### Set task
Make an exact copy of all the material below, apart from the pictures.

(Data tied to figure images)
##########
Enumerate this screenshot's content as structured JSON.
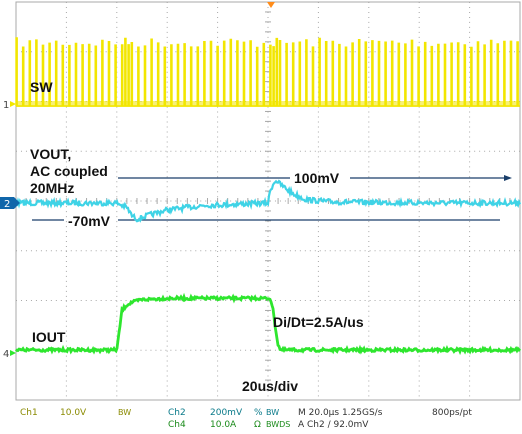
{
  "colors": {
    "ch1": "#f2e600",
    "ch2": "#3fd3e6",
    "ch4": "#2ee62e",
    "grid": "#a8a8a8",
    "annotation_line": "#1a3e6a",
    "trigger_marker": "#ff8c1a"
  },
  "labels": {
    "sw": "SW",
    "vout_line1": "VOUT,",
    "vout_line2": "AC coupled",
    "vout_line3": "20MHz",
    "iout": "IOUT",
    "pos_ann": "100mV",
    "neg_ann": "-70mV",
    "didt": "Di/Dt=2.5A/us",
    "timebase": "20us/div"
  },
  "markers": {
    "ch1": "1",
    "ch2": "2",
    "ch4": "4"
  },
  "status": {
    "ch1_name": "Ch1",
    "ch1_scale": "10.0V",
    "ch1_bw": "BW",
    "ch2_name": "Ch2",
    "ch2_scale": "200mV",
    "ch2_coupling": "%",
    "ch2_bw": "BW",
    "ch4_name": "Ch4",
    "ch4_scale": "10.0A",
    "ch4_unit": "Ω",
    "ch4_bw": "BWDS",
    "horizontal": "M 20.0µs 1.25GS/s",
    "record": "800ps/pt",
    "trigger": "A Ch2 ∕ 92.0mV"
  },
  "chart_data": {
    "type": "line",
    "x_unit": "µs",
    "x_range": [
      0,
      200
    ],
    "series": [
      {
        "name": "SW",
        "description_kind": "switching",
        "x": [
          0,
          20,
          40,
          60,
          80,
          100,
          120,
          140,
          160,
          180,
          200
        ],
        "values": [
          1,
          1,
          1,
          1,
          1,
          1,
          1,
          1,
          1,
          1,
          1
        ]
      },
      {
        "name": "VOUT, AC coupled 20MHz",
        "unit": "mV",
        "x": [
          0,
          40,
          44,
          46,
          48,
          52,
          60,
          75,
          95,
          100,
          101,
          103,
          105,
          110,
          115,
          125,
          145,
          170,
          200
        ],
        "values": [
          0,
          0,
          -20,
          -55,
          -70,
          -55,
          -30,
          -10,
          -2,
          0,
          60,
          100,
          80,
          40,
          15,
          5,
          2,
          0,
          0
        ]
      },
      {
        "name": "IOUT",
        "unit": "A",
        "x": [
          0,
          40,
          41,
          42,
          44,
          46,
          50,
          60,
          80,
          100,
          101,
          102,
          103,
          104,
          105,
          200
        ],
        "values": [
          0,
          0,
          7,
          15,
          17,
          18,
          19,
          19.5,
          19.5,
          19.5,
          19.5,
          15,
          8,
          2,
          0,
          0
        ]
      }
    ]
  }
}
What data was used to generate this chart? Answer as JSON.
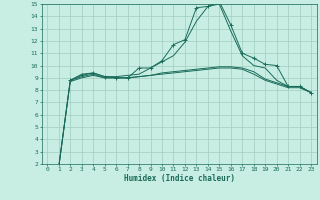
{
  "xlabel": "Humidex (Indice chaleur)",
  "bg_color": "#c8eee4",
  "grid_color": "#a0ccc0",
  "line_color": "#1a6b5a",
  "xlim": [
    -0.5,
    23.5
  ],
  "ylim": [
    2,
    15
  ],
  "xticks": [
    0,
    1,
    2,
    3,
    4,
    5,
    6,
    7,
    8,
    9,
    10,
    11,
    12,
    13,
    14,
    15,
    16,
    17,
    18,
    19,
    20,
    21,
    22,
    23
  ],
  "yticks": [
    2,
    3,
    4,
    5,
    6,
    7,
    8,
    9,
    10,
    11,
    12,
    13,
    14,
    15
  ],
  "lines": [
    {
      "x": [
        1,
        2,
        3,
        4,
        5,
        6,
        7,
        8,
        9,
        10,
        11,
        12,
        13,
        14,
        15,
        16,
        17,
        18,
        19,
        20,
        21,
        22,
        23
      ],
      "y": [
        1.8,
        8.8,
        9.2,
        9.4,
        9.1,
        9.0,
        9.0,
        9.8,
        9.8,
        10.4,
        11.7,
        12.1,
        14.7,
        14.8,
        15.2,
        13.3,
        11.0,
        10.6,
        10.1,
        10.0,
        8.3,
        8.3,
        7.8
      ],
      "marker": true
    },
    {
      "x": [
        1,
        2,
        3,
        4,
        5,
        6,
        7,
        8,
        9,
        10,
        11,
        12,
        13,
        14,
        15,
        16,
        17,
        18,
        19,
        20,
        21,
        22,
        23
      ],
      "y": [
        1.8,
        8.7,
        9.0,
        9.2,
        9.0,
        9.0,
        9.0,
        9.1,
        9.2,
        9.4,
        9.5,
        9.6,
        9.7,
        9.8,
        9.9,
        9.9,
        9.8,
        9.5,
        8.9,
        8.6,
        8.3,
        8.3,
        7.8
      ],
      "marker": false
    },
    {
      "x": [
        1,
        2,
        3,
        4,
        5,
        6,
        7,
        8,
        9,
        10,
        11,
        12,
        13,
        14,
        15,
        16,
        17,
        18,
        19,
        20,
        21,
        22,
        23
      ],
      "y": [
        1.8,
        8.8,
        9.1,
        9.3,
        9.0,
        9.0,
        9.0,
        9.1,
        9.2,
        9.3,
        9.4,
        9.5,
        9.6,
        9.7,
        9.8,
        9.8,
        9.7,
        9.3,
        8.8,
        8.5,
        8.2,
        8.2,
        7.8
      ],
      "marker": false
    },
    {
      "x": [
        2,
        3,
        4,
        5,
        6,
        7,
        8,
        9,
        10,
        11,
        12,
        13,
        14,
        15,
        16,
        17,
        18,
        19,
        20,
        21,
        22,
        23
      ],
      "y": [
        8.8,
        9.3,
        9.4,
        9.1,
        9.1,
        9.2,
        9.3,
        9.8,
        10.3,
        10.8,
        11.9,
        13.6,
        14.8,
        15.0,
        12.8,
        10.8,
        10.0,
        9.8,
        8.8,
        8.3,
        8.3,
        7.8
      ],
      "marker": false
    }
  ]
}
##########
### Task response
Enumerate this screenshot's content as structured JSON.
{
  "colors": {
    "ch1": "#f2e600",
    "ch2": "#3fd3e6",
    "ch4": "#2ee62e",
    "grid": "#a8a8a8",
    "annotation_line": "#1a3e6a",
    "trigger_marker": "#ff8c1a"
  },
  "labels": {
    "sw": "SW",
    "vout_line1": "VOUT,",
    "vout_line2": "AC coupled",
    "vout_line3": "20MHz",
    "iout": "IOUT",
    "pos_ann": "100mV",
    "neg_ann": "-70mV",
    "didt": "Di/Dt=2.5A/us",
    "timebase": "20us/div"
  },
  "markers": {
    "ch1": "1",
    "ch2": "2",
    "ch4": "4"
  },
  "status": {
    "ch1_name": "Ch1",
    "ch1_scale": "10.0V",
    "ch1_bw": "BW",
    "ch2_name": "Ch2",
    "ch2_scale": "200mV",
    "ch2_coupling": "%",
    "ch2_bw": "BW",
    "ch4_name": "Ch4",
    "ch4_scale": "10.0A",
    "ch4_unit": "Ω",
    "ch4_bw": "BWDS",
    "horizontal": "M 20.0µs 1.25GS/s",
    "record": "800ps/pt",
    "trigger": "A Ch2 ∕ 92.0mV"
  },
  "chart_data": {
    "type": "line",
    "x_unit": "µs",
    "x_range": [
      0,
      200
    ],
    "series": [
      {
        "name": "SW",
        "description_kind": "switching",
        "x": [
          0,
          20,
          40,
          60,
          80,
          100,
          120,
          140,
          160,
          180,
          200
        ],
        "values": [
          1,
          1,
          1,
          1,
          1,
          1,
          1,
          1,
          1,
          1,
          1
        ]
      },
      {
        "name": "VOUT, AC coupled 20MHz",
        "unit": "mV",
        "x": [
          0,
          40,
          44,
          46,
          48,
          52,
          60,
          75,
          95,
          100,
          101,
          103,
          105,
          110,
          115,
          125,
          145,
          170,
          200
        ],
        "values": [
          0,
          0,
          -20,
          -55,
          -70,
          -55,
          -30,
          -10,
          -2,
          0,
          60,
          100,
          80,
          40,
          15,
          5,
          2,
          0,
          0
        ]
      },
      {
        "name": "IOUT",
        "unit": "A",
        "x": [
          0,
          40,
          41,
          42,
          44,
          46,
          50,
          60,
          80,
          100,
          101,
          102,
          103,
          104,
          105,
          200
        ],
        "values": [
          0,
          0,
          7,
          15,
          17,
          18,
          19,
          19.5,
          19.5,
          19.5,
          19.5,
          15,
          8,
          2,
          0,
          0
        ]
      }
    ]
  }
}
What data was used to generate this chart? Answer as JSON.
{
  "xlabel": "Humidex (Indice chaleur)",
  "bg_color": "#c8eee4",
  "grid_color": "#a0ccc0",
  "line_color": "#1a6b5a",
  "xlim": [
    -0.5,
    23.5
  ],
  "ylim": [
    2,
    15
  ],
  "xticks": [
    0,
    1,
    2,
    3,
    4,
    5,
    6,
    7,
    8,
    9,
    10,
    11,
    12,
    13,
    14,
    15,
    16,
    17,
    18,
    19,
    20,
    21,
    22,
    23
  ],
  "yticks": [
    2,
    3,
    4,
    5,
    6,
    7,
    8,
    9,
    10,
    11,
    12,
    13,
    14,
    15
  ],
  "lines": [
    {
      "x": [
        1,
        2,
        3,
        4,
        5,
        6,
        7,
        8,
        9,
        10,
        11,
        12,
        13,
        14,
        15,
        16,
        17,
        18,
        19,
        20,
        21,
        22,
        23
      ],
      "y": [
        1.8,
        8.8,
        9.2,
        9.4,
        9.1,
        9.0,
        9.0,
        9.8,
        9.8,
        10.4,
        11.7,
        12.1,
        14.7,
        14.8,
        15.2,
        13.3,
        11.0,
        10.6,
        10.1,
        10.0,
        8.3,
        8.3,
        7.8
      ],
      "marker": true
    },
    {
      "x": [
        1,
        2,
        3,
        4,
        5,
        6,
        7,
        8,
        9,
        10,
        11,
        12,
        13,
        14,
        15,
        16,
        17,
        18,
        19,
        20,
        21,
        22,
        23
      ],
      "y": [
        1.8,
        8.7,
        9.0,
        9.2,
        9.0,
        9.0,
        9.0,
        9.1,
        9.2,
        9.4,
        9.5,
        9.6,
        9.7,
        9.8,
        9.9,
        9.9,
        9.8,
        9.5,
        8.9,
        8.6,
        8.3,
        8.3,
        7.8
      ],
      "marker": false
    },
    {
      "x": [
        1,
        2,
        3,
        4,
        5,
        6,
        7,
        8,
        9,
        10,
        11,
        12,
        13,
        14,
        15,
        16,
        17,
        18,
        19,
        20,
        21,
        22,
        23
      ],
      "y": [
        1.8,
        8.8,
        9.1,
        9.3,
        9.0,
        9.0,
        9.0,
        9.1,
        9.2,
        9.3,
        9.4,
        9.5,
        9.6,
        9.7,
        9.8,
        9.8,
        9.7,
        9.3,
        8.8,
        8.5,
        8.2,
        8.2,
        7.8
      ],
      "marker": false
    },
    {
      "x": [
        2,
        3,
        4,
        5,
        6,
        7,
        8,
        9,
        10,
        11,
        12,
        13,
        14,
        15,
        16,
        17,
        18,
        19,
        20,
        21,
        22,
        23
      ],
      "y": [
        8.8,
        9.3,
        9.4,
        9.1,
        9.1,
        9.2,
        9.3,
        9.8,
        10.3,
        10.8,
        11.9,
        13.6,
        14.8,
        15.0,
        12.8,
        10.8,
        10.0,
        9.8,
        8.8,
        8.3,
        8.3,
        7.8
      ],
      "marker": false
    }
  ]
}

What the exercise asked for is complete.